» **WHAT IS ASKED**
Only lines holding the string "female" are wanted; copy each one from the material.

» **PROVIDED ENTRIES**

****

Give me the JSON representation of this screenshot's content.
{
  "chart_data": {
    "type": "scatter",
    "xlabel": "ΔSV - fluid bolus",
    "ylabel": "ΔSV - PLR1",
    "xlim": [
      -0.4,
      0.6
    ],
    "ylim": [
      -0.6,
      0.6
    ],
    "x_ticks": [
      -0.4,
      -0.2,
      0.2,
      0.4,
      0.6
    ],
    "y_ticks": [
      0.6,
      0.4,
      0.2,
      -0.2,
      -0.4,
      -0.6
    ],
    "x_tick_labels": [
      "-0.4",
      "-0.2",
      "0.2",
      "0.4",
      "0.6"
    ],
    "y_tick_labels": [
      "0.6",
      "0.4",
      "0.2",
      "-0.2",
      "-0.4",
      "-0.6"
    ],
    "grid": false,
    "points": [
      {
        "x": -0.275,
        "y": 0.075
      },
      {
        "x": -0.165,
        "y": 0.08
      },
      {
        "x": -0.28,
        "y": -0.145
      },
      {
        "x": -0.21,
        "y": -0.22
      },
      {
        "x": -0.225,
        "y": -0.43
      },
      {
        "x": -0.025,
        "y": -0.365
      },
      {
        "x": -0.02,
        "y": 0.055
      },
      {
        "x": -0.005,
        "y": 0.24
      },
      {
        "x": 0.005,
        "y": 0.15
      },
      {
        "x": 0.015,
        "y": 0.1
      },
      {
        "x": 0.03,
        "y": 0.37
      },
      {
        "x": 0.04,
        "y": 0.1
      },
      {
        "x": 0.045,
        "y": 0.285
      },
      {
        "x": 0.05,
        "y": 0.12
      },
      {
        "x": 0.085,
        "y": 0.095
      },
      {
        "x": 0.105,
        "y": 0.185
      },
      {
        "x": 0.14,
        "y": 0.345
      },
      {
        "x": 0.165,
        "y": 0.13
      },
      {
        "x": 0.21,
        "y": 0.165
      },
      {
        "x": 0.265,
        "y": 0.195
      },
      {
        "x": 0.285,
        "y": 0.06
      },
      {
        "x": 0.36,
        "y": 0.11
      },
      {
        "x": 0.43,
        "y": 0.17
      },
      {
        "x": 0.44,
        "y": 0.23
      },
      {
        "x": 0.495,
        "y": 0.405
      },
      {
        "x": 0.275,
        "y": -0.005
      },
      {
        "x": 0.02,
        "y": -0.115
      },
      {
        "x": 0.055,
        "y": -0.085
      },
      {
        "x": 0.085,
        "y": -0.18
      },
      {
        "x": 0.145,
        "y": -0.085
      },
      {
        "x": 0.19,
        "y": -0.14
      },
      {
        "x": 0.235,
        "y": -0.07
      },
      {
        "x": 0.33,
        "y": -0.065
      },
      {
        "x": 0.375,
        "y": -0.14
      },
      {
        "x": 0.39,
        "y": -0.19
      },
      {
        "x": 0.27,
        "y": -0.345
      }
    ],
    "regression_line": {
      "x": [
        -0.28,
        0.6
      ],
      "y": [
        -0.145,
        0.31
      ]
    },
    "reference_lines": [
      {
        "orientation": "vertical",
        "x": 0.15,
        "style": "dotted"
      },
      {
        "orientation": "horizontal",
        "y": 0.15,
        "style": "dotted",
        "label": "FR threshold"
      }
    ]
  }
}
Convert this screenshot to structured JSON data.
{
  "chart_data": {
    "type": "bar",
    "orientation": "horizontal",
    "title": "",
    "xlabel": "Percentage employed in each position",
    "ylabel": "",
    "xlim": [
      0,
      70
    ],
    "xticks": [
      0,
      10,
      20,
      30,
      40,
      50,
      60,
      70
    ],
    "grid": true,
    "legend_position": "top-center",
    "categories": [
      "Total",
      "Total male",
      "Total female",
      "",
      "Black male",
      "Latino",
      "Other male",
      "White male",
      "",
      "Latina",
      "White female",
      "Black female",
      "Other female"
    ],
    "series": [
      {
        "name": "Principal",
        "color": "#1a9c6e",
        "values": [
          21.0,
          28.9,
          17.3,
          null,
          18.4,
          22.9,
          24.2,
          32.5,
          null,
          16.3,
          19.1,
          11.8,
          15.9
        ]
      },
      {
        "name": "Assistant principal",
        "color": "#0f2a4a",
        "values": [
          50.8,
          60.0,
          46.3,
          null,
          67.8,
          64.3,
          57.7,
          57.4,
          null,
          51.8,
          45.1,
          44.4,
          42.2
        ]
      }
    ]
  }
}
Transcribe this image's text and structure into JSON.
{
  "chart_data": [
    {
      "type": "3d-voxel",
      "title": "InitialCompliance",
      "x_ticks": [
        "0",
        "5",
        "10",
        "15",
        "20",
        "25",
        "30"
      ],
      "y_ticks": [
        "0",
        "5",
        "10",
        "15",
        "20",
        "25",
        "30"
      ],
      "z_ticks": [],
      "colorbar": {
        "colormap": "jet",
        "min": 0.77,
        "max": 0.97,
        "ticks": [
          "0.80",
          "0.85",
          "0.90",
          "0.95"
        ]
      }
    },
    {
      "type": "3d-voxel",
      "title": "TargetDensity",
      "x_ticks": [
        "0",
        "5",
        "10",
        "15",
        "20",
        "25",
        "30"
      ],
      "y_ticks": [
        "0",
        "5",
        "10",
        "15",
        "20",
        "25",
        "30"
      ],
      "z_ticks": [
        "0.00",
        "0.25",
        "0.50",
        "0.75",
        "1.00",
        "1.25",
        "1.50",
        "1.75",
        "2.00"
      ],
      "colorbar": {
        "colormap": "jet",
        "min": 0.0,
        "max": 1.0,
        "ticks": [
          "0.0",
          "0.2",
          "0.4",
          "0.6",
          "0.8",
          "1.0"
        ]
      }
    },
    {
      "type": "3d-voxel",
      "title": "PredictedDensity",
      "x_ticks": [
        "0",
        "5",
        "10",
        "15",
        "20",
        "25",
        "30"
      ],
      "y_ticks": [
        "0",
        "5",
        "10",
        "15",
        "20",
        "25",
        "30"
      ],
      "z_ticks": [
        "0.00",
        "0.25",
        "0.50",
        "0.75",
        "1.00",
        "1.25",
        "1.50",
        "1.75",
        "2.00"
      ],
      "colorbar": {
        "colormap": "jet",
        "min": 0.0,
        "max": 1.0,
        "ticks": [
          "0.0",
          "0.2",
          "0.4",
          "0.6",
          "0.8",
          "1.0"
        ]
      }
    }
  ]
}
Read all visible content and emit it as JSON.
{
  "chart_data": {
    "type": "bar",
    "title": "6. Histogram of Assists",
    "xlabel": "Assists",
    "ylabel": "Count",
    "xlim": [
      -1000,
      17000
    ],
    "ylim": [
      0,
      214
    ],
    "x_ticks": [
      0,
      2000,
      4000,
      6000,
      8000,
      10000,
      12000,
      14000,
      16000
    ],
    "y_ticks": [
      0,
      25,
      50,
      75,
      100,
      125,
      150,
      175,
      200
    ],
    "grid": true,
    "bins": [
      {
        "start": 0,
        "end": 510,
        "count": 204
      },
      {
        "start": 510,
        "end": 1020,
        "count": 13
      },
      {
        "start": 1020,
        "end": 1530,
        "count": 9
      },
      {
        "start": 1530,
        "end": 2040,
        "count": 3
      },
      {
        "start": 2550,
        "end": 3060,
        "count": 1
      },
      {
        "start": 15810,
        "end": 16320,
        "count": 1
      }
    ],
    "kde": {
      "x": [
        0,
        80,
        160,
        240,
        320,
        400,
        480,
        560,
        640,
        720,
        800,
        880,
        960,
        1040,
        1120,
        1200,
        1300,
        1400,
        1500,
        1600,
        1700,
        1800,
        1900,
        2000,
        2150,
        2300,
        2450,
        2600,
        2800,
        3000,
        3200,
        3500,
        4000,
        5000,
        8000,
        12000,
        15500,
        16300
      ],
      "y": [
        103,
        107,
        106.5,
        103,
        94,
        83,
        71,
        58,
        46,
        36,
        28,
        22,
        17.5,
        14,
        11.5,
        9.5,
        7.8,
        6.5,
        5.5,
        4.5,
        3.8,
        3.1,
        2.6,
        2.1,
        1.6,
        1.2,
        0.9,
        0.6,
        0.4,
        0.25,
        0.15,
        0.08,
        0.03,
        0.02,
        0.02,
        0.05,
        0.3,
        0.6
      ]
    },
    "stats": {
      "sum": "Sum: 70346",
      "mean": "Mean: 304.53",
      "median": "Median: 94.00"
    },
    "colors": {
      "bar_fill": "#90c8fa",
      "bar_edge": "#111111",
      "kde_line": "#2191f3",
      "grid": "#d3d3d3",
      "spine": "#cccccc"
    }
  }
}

****

» **SOLUTION**
      "Total female",
      "White female",
      "Black female",
      "Other female"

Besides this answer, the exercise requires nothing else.